Write out the data below exactly as given, without any of its pictures.

## Available records
════════
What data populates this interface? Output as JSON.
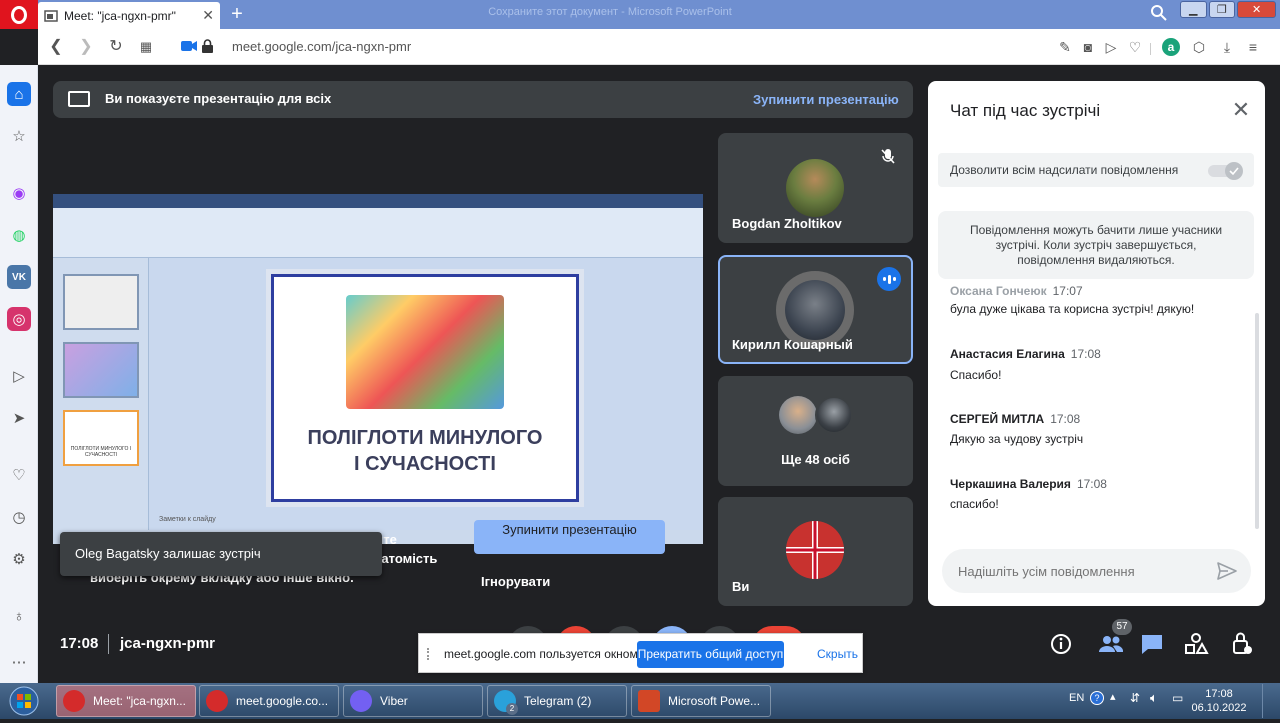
{
  "browser": {
    "tab_title": "Meet: \"jca-ngxn-pmr\"",
    "window_title": "Сохраните этот документ - Microsoft PowerPoint",
    "url": "meet.google.com/jca-ngxn-pmr",
    "new_tab": "+"
  },
  "banner": {
    "text": "Ви показуєте презентацію для всіх",
    "stop_link": "Зупинити презентацію"
  },
  "presentation": {
    "slide_title_line1": "ПОЛІГЛОТИ МИНУЛОГО",
    "slide_title_line2": "І СУЧАСНОСТІ",
    "notes_placeholder": "Заметки к слайду",
    "thumb3_text": "ПОЛІГЛОТИ МИНУЛОГО І СУЧАСНОСТІ"
  },
  "overlay": {
    "text1": "уйте",
    "text2": "Натомість",
    "text3": "виберіть окрему вкладку або інше вікно.",
    "stop_button": "Зупинити презентацію",
    "ignore": "Ігнорувати"
  },
  "toast": {
    "text": "Oleg Bagatsky залишає зустріч"
  },
  "tiles": [
    {
      "name": "Bogdan Zholtikov"
    },
    {
      "name": "Кирилл Кошарный"
    },
    {
      "name": "Ще 48 осіб"
    },
    {
      "name": "Ви"
    }
  ],
  "chat": {
    "title": "Чат під час зустрічі",
    "allow_label": "Дозволити всім надсилати повідомлення",
    "notice": "Повідомлення можуть бачити лише учасники зустрічі. Коли зустріч завершується, повідомлення видаляються.",
    "partial_sender": "Оксана Гончеюк",
    "partial_time": "17:07",
    "partial_text": "була дуже цікава та корисна зустріч! дякую!",
    "messages": [
      {
        "sender": "Анастасия Елагина",
        "time": "17:08",
        "text": "Спасибо!"
      },
      {
        "sender": "СЕРГЕЙ МИТЛА",
        "time": "17:08",
        "text": "Дякую за чудову зустріч"
      },
      {
        "sender": "Черкашина Валерия",
        "time": "17:08",
        "text": "спасибо!"
      }
    ],
    "input_placeholder": "Надішліть усім повідомлення"
  },
  "bottom": {
    "time": "17:08",
    "code": "jca-ngxn-pmr",
    "people_count": "57"
  },
  "sharebar": {
    "text": "meet.google.com пользуется окном.",
    "stop": "Прекратить общий доступ",
    "hide": "Скрыть"
  },
  "taskbar": {
    "items": [
      {
        "label": "Meet: \"jca-ngxn...",
        "color": "#d42b2b"
      },
      {
        "label": "meet.google.co...",
        "color": "#d42b2b"
      },
      {
        "label": "Viber",
        "color": "#7360f2"
      },
      {
        "label": "Telegram (2)",
        "color": "#2aa1da"
      },
      {
        "label": "Microsoft Powe...",
        "color": "#d24726"
      }
    ],
    "telegram_badge": "2",
    "lang": "EN",
    "time": "17:08",
    "date": "06.10.2022"
  }
}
════════
## Expected output
What data populates this interface? Output as JSON.
{
  "browser": {
    "tab_title": "Meet: \"jca-ngxn-pmr\"",
    "window_title": "Сохраните этот документ - Microsoft PowerPoint",
    "url": "meet.google.com/jca-ngxn-pmr",
    "new_tab": "+"
  },
  "banner": {
    "text": "Ви показуєте презентацію для всіх",
    "stop_link": "Зупинити презентацію"
  },
  "presentation": {
    "slide_title_line1": "ПОЛІГЛОТИ МИНУЛОГО",
    "slide_title_line2": "І СУЧАСНОСТІ",
    "notes_placeholder": "Заметки к слайду",
    "thumb3_text": "ПОЛІГЛОТИ МИНУЛОГО І СУЧАСНОСТІ"
  },
  "overlay": {
    "text1": "уйте",
    "text2": "Натомість",
    "text3": "виберіть окрему вкладку або інше вікно.",
    "stop_button": "Зупинити презентацію",
    "ignore": "Ігнорувати"
  },
  "toast": {
    "text": "Oleg Bagatsky залишає зустріч"
  },
  "tiles": [
    {
      "name": "Bogdan Zholtikov"
    },
    {
      "name": "Кирилл Кошарный"
    },
    {
      "name": "Ще 48 осіб"
    },
    {
      "name": "Ви"
    }
  ],
  "chat": {
    "title": "Чат під час зустрічі",
    "allow_label": "Дозволити всім надсилати повідомлення",
    "notice": "Повідомлення можуть бачити лише учасники зустрічі. Коли зустріч завершується, повідомлення видаляються.",
    "partial_sender": "Оксана Гончеюк",
    "partial_time": "17:07",
    "partial_text": "була дуже цікава та корисна зустріч! дякую!",
    "messages": [
      {
        "sender": "Анастасия Елагина",
        "time": "17:08",
        "text": "Спасибо!"
      },
      {
        "sender": "СЕРГЕЙ МИТЛА",
        "time": "17:08",
        "text": "Дякую за чудову зустріч"
      },
      {
        "sender": "Черкашина Валерия",
        "time": "17:08",
        "text": "спасибо!"
      }
    ],
    "input_placeholder": "Надішліть усім повідомлення"
  },
  "bottom": {
    "time": "17:08",
    "code": "jca-ngxn-pmr",
    "people_count": "57"
  },
  "sharebar": {
    "text": "meet.google.com пользуется окном.",
    "stop": "Прекратить общий доступ",
    "hide": "Скрыть"
  },
  "taskbar": {
    "items": [
      {
        "label": "Meet: \"jca-ngxn...",
        "color": "#d42b2b"
      },
      {
        "label": "meet.google.co...",
        "color": "#d42b2b"
      },
      {
        "label": "Viber",
        "color": "#7360f2"
      },
      {
        "label": "Telegram (2)",
        "color": "#2aa1da"
      },
      {
        "label": "Microsoft Powe...",
        "color": "#d24726"
      }
    ],
    "telegram_badge": "2",
    "lang": "EN",
    "time": "17:08",
    "date": "06.10.2022"
  }
}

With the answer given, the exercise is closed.